**GIVEN REQUEST**
Below are the records; locate each line with the word "一元一次方程的解法" and copy it.
(begin)
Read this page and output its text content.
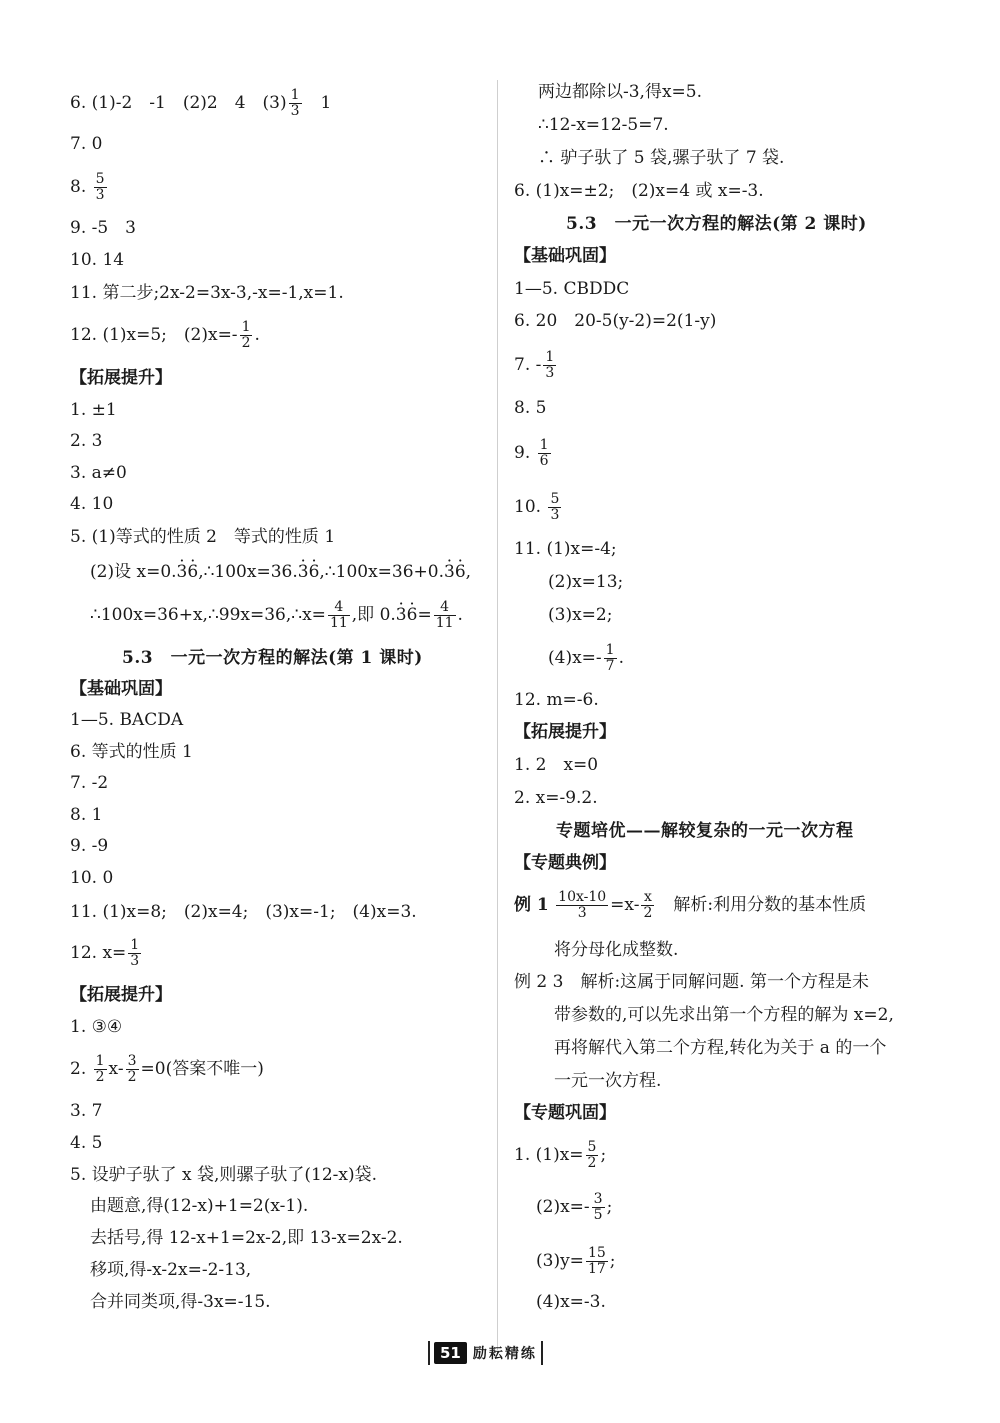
6. (1)-2　-1　(2)2　4　$(3) \frac{1}{3}$ 　1
7. 0
8. $\frac{5}{3}$
9. -5　3
10. 14
11. 第二步;2x-2=3x-3,-x=-1,x=1.
12. (1)x=5;　$(2)x=- \frac{1}{2}$ .
【拓展提升】
1. ±1
2. 3
3. a≠0
4. 10
5. (1)等式的性质 2　等式的性质 1
(2)设 x=0.· 3· 6,∴100x=36.· 3· 6,∴100x=36+0.· 3· 6,
∴100x=36+x,∴99x=36,∴x= $\frac{4}{11}$ ,即 $0.\cdot 3\cdot 6= \frac{4}{11}$ .
5.3　一元一次方程的解法(第 1 课时)
【基础巩固】
1—5. BACDA
6. 等式的性质 1
7. -2
8. 1
9. -9
10. 0
11. (1)x=8;　(2)x=4;　(3)x=-1;　(4)x=3.
12. $x= \frac{1}{3}$
【拓展提升】
1. ③④
2. $\frac{1}{2} x- \frac{3}{2} =0$(答案不唯一)
3. 7
4. 5
5. 设驴子驮了 x 袋,则骡子驮了(12-x)袋.
由题意,得(12-x)+1=2(x-1).
去括号,得 12-x+1=2x-2,即 13-x=2x-2.
移项,得-x-2x=-2-13,
合并同类项,得-3x=-15.
两边都除以-3,得x=5.
∴12-x=12-5=7.
∴ 驴子驮了 5 袋,骡子驮了 7 袋.
6. (1)x=±2;　(2)x=4 或 x=-3.
5.3　一元一次方程的解法(第 2 课时)
【基础巩固】
1—5. CBDDC
6. 20　20-5(y-2)=2(1-y)
7. - $\frac{1}{3}$
8. 5
9. $\frac{1}{6}$
10. $\frac{5}{3}$
11. (1)x=-4;
(2)x=13;
(3)x=2;
$(4)x=- \frac{1}{7}$ .
12. m=-6.
【拓展提升】
1. 2　x=0
2. x=-9.2.
专题培优——解较复杂的一元一次方程
【专题典例】
例 $1 \frac{10x-10}{3} =x- \frac{x}{2}$ 　解析:利用分数的基本性质
将分母化成整数.
例 2 3　解析:这属于同解问题. 第一个方程是未
带参数的,可以先求出第一个方程的解为 x=2,
再将解代入第二个方程,转化为关于 a 的一个
一元一次方程.
【专题巩固】
1. $(1)x= \frac{5}{2}$ ;
$(2)x=- \frac{3}{5}$ ;
$(3)y= \frac{15}{17}$ ;
(4)x=-3.
51 励耘精练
(end)
**RESPONSE**
5.3　一元一次方程的解法(第 1 课时)
5.3　一元一次方程的解法(第 2 课时)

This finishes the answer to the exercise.